— TASK DIRECTIONS —
All lines in the data bearing the string "color" should be identified and copied.

— GIVEN ENTRIES —
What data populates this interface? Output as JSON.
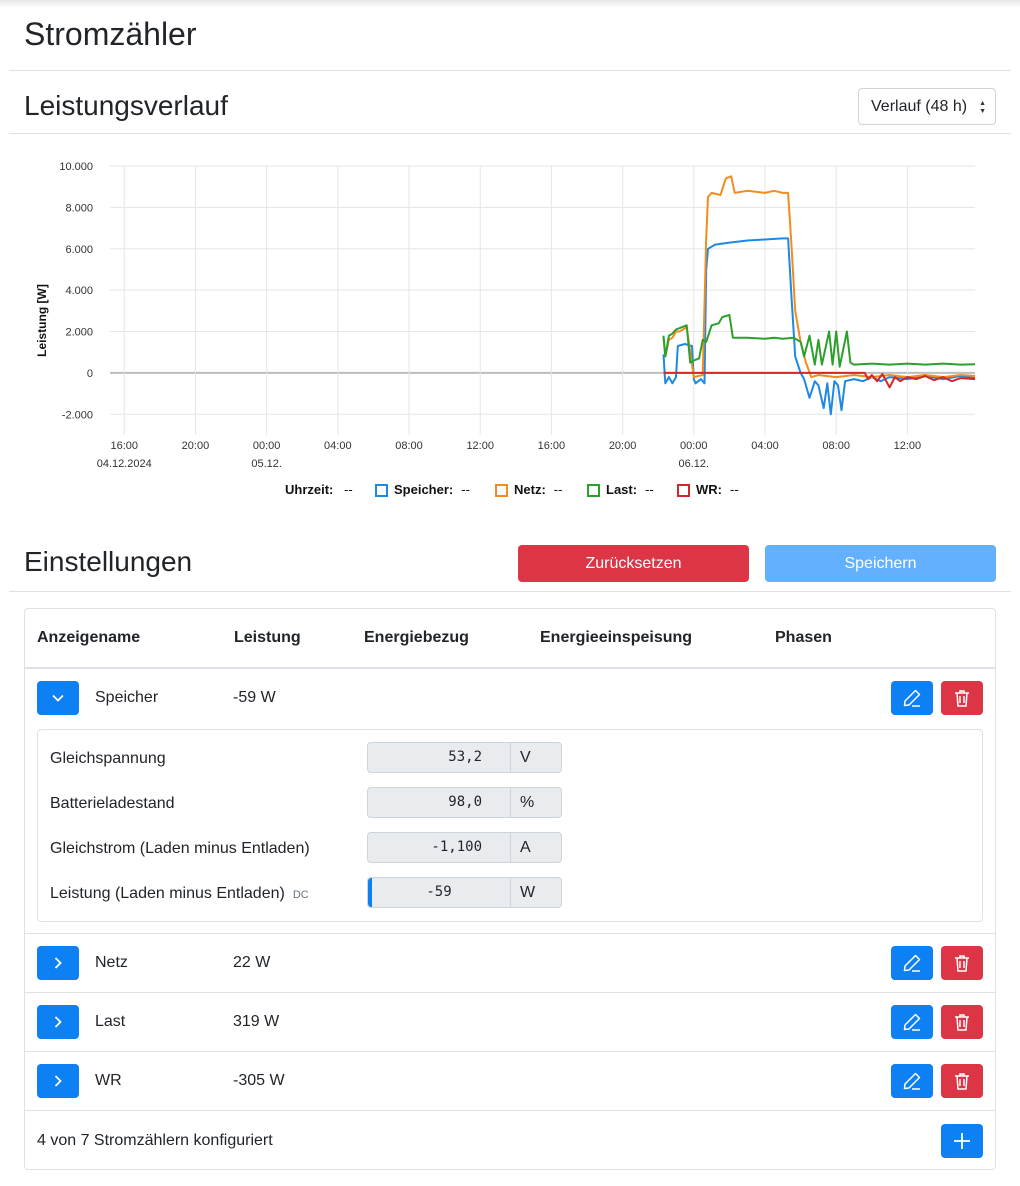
{
  "page": {
    "title": "Stromzähler"
  },
  "history": {
    "title": "Leistungsverlauf",
    "range_select": {
      "value": "Verlauf (48 h)"
    }
  },
  "chart_data": {
    "type": "line",
    "xlabel": "",
    "ylabel": "Leistung [W]",
    "ylim": [
      -3000,
      10000
    ],
    "x_ticks": [
      {
        "t": 0,
        "label": "16:00",
        "sub": "04.12.2024"
      },
      {
        "t": 4,
        "label": "20:00",
        "sub": ""
      },
      {
        "t": 8,
        "label": "00:00",
        "sub": "05.12."
      },
      {
        "t": 12,
        "label": "04:00",
        "sub": ""
      },
      {
        "t": 16,
        "label": "08:00",
        "sub": ""
      },
      {
        "t": 20,
        "label": "12:00",
        "sub": ""
      },
      {
        "t": 24,
        "label": "16:00",
        "sub": ""
      },
      {
        "t": 28,
        "label": "20:00",
        "sub": ""
      },
      {
        "t": 32,
        "label": "00:00",
        "sub": "06.12."
      },
      {
        "t": 36,
        "label": "04:00",
        "sub": ""
      },
      {
        "t": 40,
        "label": "08:00",
        "sub": ""
      },
      {
        "t": 44,
        "label": "12:00",
        "sub": ""
      }
    ],
    "xlim": [
      -0.8,
      47.8
    ],
    "y_ticks": [
      {
        "v": 10000,
        "label": "10.000"
      },
      {
        "v": 8000,
        "label": "8.000"
      },
      {
        "v": 6000,
        "label": "6.000"
      },
      {
        "v": 4000,
        "label": "4.000"
      },
      {
        "v": 2000,
        "label": "2.000"
      },
      {
        "v": 0,
        "label": "0"
      },
      {
        "v": -2000,
        "label": "-2.000"
      }
    ],
    "grid": true,
    "legend_position": "bottom",
    "legend_time": {
      "label": "Uhrzeit:",
      "value": "--"
    },
    "series": [
      {
        "name": "Speicher",
        "color": "#1e88e5",
        "legend_value": "--",
        "points": [
          [
            30.3,
            900
          ],
          [
            30.4,
            -500
          ],
          [
            30.6,
            -200
          ],
          [
            30.8,
            -500
          ],
          [
            31.0,
            -200
          ],
          [
            31.1,
            1300
          ],
          [
            31.5,
            1400
          ],
          [
            31.9,
            1300
          ],
          [
            32.0,
            -300
          ],
          [
            32.1,
            -500
          ],
          [
            32.4,
            -300
          ],
          [
            32.6,
            -500
          ],
          [
            32.7,
            5000
          ],
          [
            32.8,
            6000
          ],
          [
            33.2,
            6200
          ],
          [
            34.0,
            6300
          ],
          [
            35.0,
            6400
          ],
          [
            36.0,
            6450
          ],
          [
            37.0,
            6500
          ],
          [
            37.3,
            6500
          ],
          [
            37.5,
            3500
          ],
          [
            37.7,
            800
          ],
          [
            38.0,
            0
          ],
          [
            38.2,
            -300
          ],
          [
            38.5,
            -1200
          ],
          [
            38.8,
            -400
          ],
          [
            39.0,
            -600
          ],
          [
            39.3,
            -1700
          ],
          [
            39.5,
            -500
          ],
          [
            39.7,
            -2000
          ],
          [
            39.9,
            -400
          ],
          [
            40.1,
            -600
          ],
          [
            40.3,
            -1800
          ],
          [
            40.5,
            -400
          ],
          [
            41.0,
            -300
          ],
          [
            41.5,
            -400
          ],
          [
            42.0,
            -200
          ],
          [
            42.5,
            -400
          ],
          [
            43.0,
            -200
          ],
          [
            44.0,
            -300
          ],
          [
            45.0,
            -150
          ],
          [
            46.0,
            -300
          ],
          [
            47.0,
            -150
          ],
          [
            47.8,
            -250
          ]
        ]
      },
      {
        "name": "Netz",
        "color": "#f28c1e",
        "legend_value": "--",
        "points": [
          [
            30.3,
            1700
          ],
          [
            30.4,
            800
          ],
          [
            30.6,
            1600
          ],
          [
            30.8,
            1700
          ],
          [
            31.0,
            2000
          ],
          [
            31.2,
            2000
          ],
          [
            31.6,
            2200
          ],
          [
            32.0,
            -200
          ],
          [
            32.5,
            -100
          ],
          [
            32.7,
            6500
          ],
          [
            32.8,
            8500
          ],
          [
            33.0,
            8700
          ],
          [
            33.5,
            8600
          ],
          [
            33.8,
            9400
          ],
          [
            34.1,
            9500
          ],
          [
            34.3,
            8700
          ],
          [
            35.0,
            8800
          ],
          [
            36.0,
            8700
          ],
          [
            36.5,
            8800
          ],
          [
            37.0,
            8700
          ],
          [
            37.3,
            8700
          ],
          [
            37.5,
            6000
          ],
          [
            37.7,
            3000
          ],
          [
            38.0,
            1500
          ],
          [
            38.3,
            500
          ],
          [
            38.6,
            -200
          ],
          [
            39.0,
            -100
          ],
          [
            40.0,
            -200
          ],
          [
            41.0,
            -100
          ],
          [
            42.0,
            -200
          ],
          [
            43.0,
            -100
          ],
          [
            44.0,
            -200
          ],
          [
            45.0,
            -100
          ],
          [
            46.0,
            -200
          ],
          [
            47.0,
            -100
          ],
          [
            47.8,
            -150
          ]
        ]
      },
      {
        "name": "Last",
        "color": "#2ca02c",
        "legend_value": "--",
        "points": [
          [
            30.3,
            1800
          ],
          [
            30.4,
            800
          ],
          [
            30.6,
            1800
          ],
          [
            30.8,
            1900
          ],
          [
            31.0,
            2100
          ],
          [
            31.3,
            2200
          ],
          [
            31.6,
            2300
          ],
          [
            31.8,
            500
          ],
          [
            32.0,
            600
          ],
          [
            32.3,
            700
          ],
          [
            32.5,
            1600
          ],
          [
            32.7,
            1500
          ],
          [
            33.0,
            2300
          ],
          [
            33.4,
            2400
          ],
          [
            33.6,
            2700
          ],
          [
            34.0,
            2800
          ],
          [
            34.2,
            1700
          ],
          [
            35.0,
            1700
          ],
          [
            36.0,
            1650
          ],
          [
            36.5,
            1700
          ],
          [
            37.0,
            1650
          ],
          [
            37.6,
            1700
          ],
          [
            38.0,
            1500
          ],
          [
            38.2,
            800
          ],
          [
            38.5,
            1800
          ],
          [
            38.8,
            400
          ],
          [
            39.0,
            1600
          ],
          [
            39.2,
            400
          ],
          [
            39.6,
            2000
          ],
          [
            39.8,
            400
          ],
          [
            40.0,
            2000
          ],
          [
            40.2,
            300
          ],
          [
            40.6,
            2000
          ],
          [
            40.8,
            500
          ],
          [
            41.0,
            400
          ],
          [
            42.0,
            450
          ],
          [
            43.0,
            400
          ],
          [
            44.0,
            450
          ],
          [
            45.0,
            400
          ],
          [
            46.0,
            450
          ],
          [
            47.0,
            400
          ],
          [
            47.8,
            420
          ]
        ]
      },
      {
        "name": "WR",
        "color": "#d62728",
        "legend_value": "--",
        "points": [
          [
            30.3,
            0
          ],
          [
            31.0,
            0
          ],
          [
            32.0,
            0
          ],
          [
            33.0,
            0
          ],
          [
            34.0,
            0
          ],
          [
            35.0,
            0
          ],
          [
            36.0,
            0
          ],
          [
            37.0,
            0
          ],
          [
            38.0,
            0
          ],
          [
            39.0,
            0
          ],
          [
            40.0,
            0
          ],
          [
            41.0,
            0
          ],
          [
            41.6,
            0
          ],
          [
            41.8,
            -300
          ],
          [
            42.0,
            -100
          ],
          [
            42.3,
            -400
          ],
          [
            42.6,
            -50
          ],
          [
            43.0,
            -700
          ],
          [
            43.3,
            -200
          ],
          [
            43.6,
            -400
          ],
          [
            44.0,
            -200
          ],
          [
            44.5,
            -300
          ],
          [
            45.0,
            -150
          ],
          [
            45.5,
            -350
          ],
          [
            46.0,
            -200
          ],
          [
            46.5,
            -400
          ],
          [
            47.0,
            -250
          ],
          [
            47.8,
            -300
          ]
        ]
      }
    ]
  },
  "settings": {
    "title": "Einstellungen",
    "reset_label": "Zurücksetzen",
    "save_label": "Speichern"
  },
  "table": {
    "columns": [
      "Anzeigename",
      "Leistung",
      "Energiebezug",
      "Energieeinspeisung",
      "Phasen"
    ],
    "rows": [
      {
        "name": "Speicher",
        "power": "-59 W",
        "expanded": true,
        "details": [
          {
            "label": "Gleichspannung",
            "value": "53,2",
            "unit": "V"
          },
          {
            "label": "Batterieladestand",
            "value": "98,0",
            "unit": "%"
          },
          {
            "label": "Gleichstrom (Laden minus Entladen)",
            "value": "-1,100",
            "unit": "A"
          },
          {
            "label": "Leistung (Laden minus Entladen)",
            "tag": "DC",
            "value": "-59",
            "unit": "W"
          }
        ]
      },
      {
        "name": "Netz",
        "power": "22 W",
        "expanded": false
      },
      {
        "name": "Last",
        "power": "319 W",
        "expanded": false
      },
      {
        "name": "WR",
        "power": "-305 W",
        "expanded": false
      }
    ],
    "footer": "4 von 7 Stromzählern konfiguriert"
  },
  "icons": {
    "expand_open": "chevron-down-icon",
    "expand_closed": "chevron-right-icon",
    "edit": "pencil-icon",
    "delete": "trash-icon",
    "add": "plus-icon"
  }
}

— RESULT —
        "color": "#1e88e5",
        "color": "#f28c1e",
        "color": "#2ca02c",
        "color": "#d62728",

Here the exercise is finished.